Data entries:
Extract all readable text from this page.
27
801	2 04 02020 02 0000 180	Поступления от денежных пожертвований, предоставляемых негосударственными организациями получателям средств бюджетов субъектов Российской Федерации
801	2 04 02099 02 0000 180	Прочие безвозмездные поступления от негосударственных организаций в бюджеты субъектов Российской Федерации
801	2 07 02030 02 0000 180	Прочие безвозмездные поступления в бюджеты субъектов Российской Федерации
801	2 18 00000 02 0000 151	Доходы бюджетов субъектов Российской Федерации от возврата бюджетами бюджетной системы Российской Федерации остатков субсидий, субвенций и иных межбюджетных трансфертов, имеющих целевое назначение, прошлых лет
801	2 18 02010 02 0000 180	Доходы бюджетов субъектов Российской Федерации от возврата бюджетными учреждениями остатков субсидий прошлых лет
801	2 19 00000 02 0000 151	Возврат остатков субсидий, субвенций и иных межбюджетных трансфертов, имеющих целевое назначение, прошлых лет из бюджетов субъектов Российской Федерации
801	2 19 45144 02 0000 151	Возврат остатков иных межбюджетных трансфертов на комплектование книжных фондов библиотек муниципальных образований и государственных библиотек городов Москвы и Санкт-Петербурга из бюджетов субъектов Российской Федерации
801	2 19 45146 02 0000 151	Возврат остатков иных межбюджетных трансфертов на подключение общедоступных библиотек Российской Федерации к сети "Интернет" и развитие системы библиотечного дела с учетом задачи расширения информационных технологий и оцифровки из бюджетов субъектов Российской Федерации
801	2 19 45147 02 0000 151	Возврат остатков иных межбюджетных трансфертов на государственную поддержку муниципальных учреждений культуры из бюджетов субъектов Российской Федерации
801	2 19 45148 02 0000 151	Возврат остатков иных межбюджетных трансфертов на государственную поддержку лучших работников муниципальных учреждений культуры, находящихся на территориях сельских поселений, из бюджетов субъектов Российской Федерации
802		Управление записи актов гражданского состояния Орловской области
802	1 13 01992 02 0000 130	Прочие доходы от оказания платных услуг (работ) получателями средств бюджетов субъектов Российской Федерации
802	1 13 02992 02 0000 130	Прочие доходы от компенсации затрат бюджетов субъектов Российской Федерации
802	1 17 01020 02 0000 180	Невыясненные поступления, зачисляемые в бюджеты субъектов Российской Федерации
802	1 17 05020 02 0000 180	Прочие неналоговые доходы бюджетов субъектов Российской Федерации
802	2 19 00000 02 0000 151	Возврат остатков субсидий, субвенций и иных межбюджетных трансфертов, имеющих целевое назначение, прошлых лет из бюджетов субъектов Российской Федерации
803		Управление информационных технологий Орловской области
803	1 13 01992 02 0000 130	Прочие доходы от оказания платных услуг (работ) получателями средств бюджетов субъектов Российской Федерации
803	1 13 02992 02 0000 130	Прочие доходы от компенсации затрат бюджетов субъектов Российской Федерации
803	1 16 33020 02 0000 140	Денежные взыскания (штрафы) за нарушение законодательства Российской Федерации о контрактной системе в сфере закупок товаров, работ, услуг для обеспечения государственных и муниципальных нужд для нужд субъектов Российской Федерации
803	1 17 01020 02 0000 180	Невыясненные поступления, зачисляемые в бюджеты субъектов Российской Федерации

Goal: Restate every record exactly, leaving nothing out.

Result for this task:
Extract all readable text from this page.
27
801	2 04 02020 02 0000 180	Поступления от денежных пожертвований, предоставляемых негосударственными организациями получателям средств бюджетов субъектов Российской Федерации
801	2 04 02099 02 0000 180	Прочие безвозмездные поступления от негосударственных организаций в бюджеты субъектов Российской Федерации
801	2 07 02030 02 0000 180	Прочие безвозмездные поступления в бюджеты субъектов Российской Федерации
801	2 18 00000 02 0000 151	Доходы бюджетов субъектов Российской Федерации от возврата бюджетами бюджетной системы Российской Федерации остатков субсидий, субвенций и иных межбюджетных трансфертов, имеющих целевое назначение, прошлых лет
801	2 18 02010 02 0000 180	Доходы бюджетов субъектов Российской Федерации от возврата бюджетными учреждениями остатков субсидий прошлых лет
801	2 19 00000 02 0000 151	Возврат остатков субсидий, субвенций и иных межбюджетных трансфертов, имеющих целевое назначение, прошлых лет из бюджетов субъектов Российской Федерации
801	2 19 45144 02 0000 151	Возврат остатков иных межбюджетных трансфертов на комплектование книжных фондов библиотек муниципальных образований и государственных библиотек городов Москвы и Санкт-Петербурга из бюджетов субъектов Российской Федерации
801	2 19 45146 02 0000 151	Возврат остатков иных межбюджетных трансфертов на подключение общедоступных библиотек Российской Федерации к сети "Интернет" и развитие системы библиотечного дела с учетом задачи расширения информационных технологий и оцифровки из бюджетов субъектов Российской Федерации
801	2 19 45147 02 0000 151	Возврат остатков иных межбюджетных трансфертов на государственную поддержку муниципальных учреждений культуры из бюджетов субъектов Российской Федерации
801	2 19 45148 02 0000 151	Возврат остатков иных межбюджетных трансфертов на государственную поддержку лучших работников муниципальных учреждений культуры, находящихся на территориях сельских поселений, из бюджетов субъектов Российской Федерации
802		Управление записи актов гражданского состояния Орловской области
802	1 13 01992 02 0000 130	Прочие доходы от оказания платных услуг (работ) получателями средств бюджетов субъектов Российской Федерации
802	1 13 02992 02 0000 130	Прочие доходы от компенсации затрат бюджетов субъектов Российской Федерации
802	1 17 01020 02 0000 180	Невыясненные поступления, зачисляемые в бюджеты субъектов Российской Федерации
802	1 17 05020 02 0000 180	Прочие неналоговые доходы бюджетов субъектов Российской Федерации
802	2 19 00000 02 0000 151	Возврат остатков субсидий, субвенций и иных межбюджетных трансфертов, имеющих целевое назначение, прошлых лет из бюджетов субъектов Российской Федерации
803		Управление информационных технологий Орловской области
803	1 13 01992 02 0000 130	Прочие доходы от оказания платных услуг (работ) получателями средств бюджетов субъектов Российской Федерации
803	1 13 02992 02 0000 130	Прочие доходы от компенсации затрат бюджетов субъектов Российской Федерации
803	1 16 33020 02 0000 140	Денежные взыскания (штрафы) за нарушение законодательства Российской Федерации о контрактной системе в сфере закупок товаров, работ, услуг для обеспечения государственных и муниципальных нужд для нужд субъектов Российской Федерации
803	1 17 01020 02 0000 180	Невыясненные поступления, зачисляемые в бюджеты субъектов Российской Федерации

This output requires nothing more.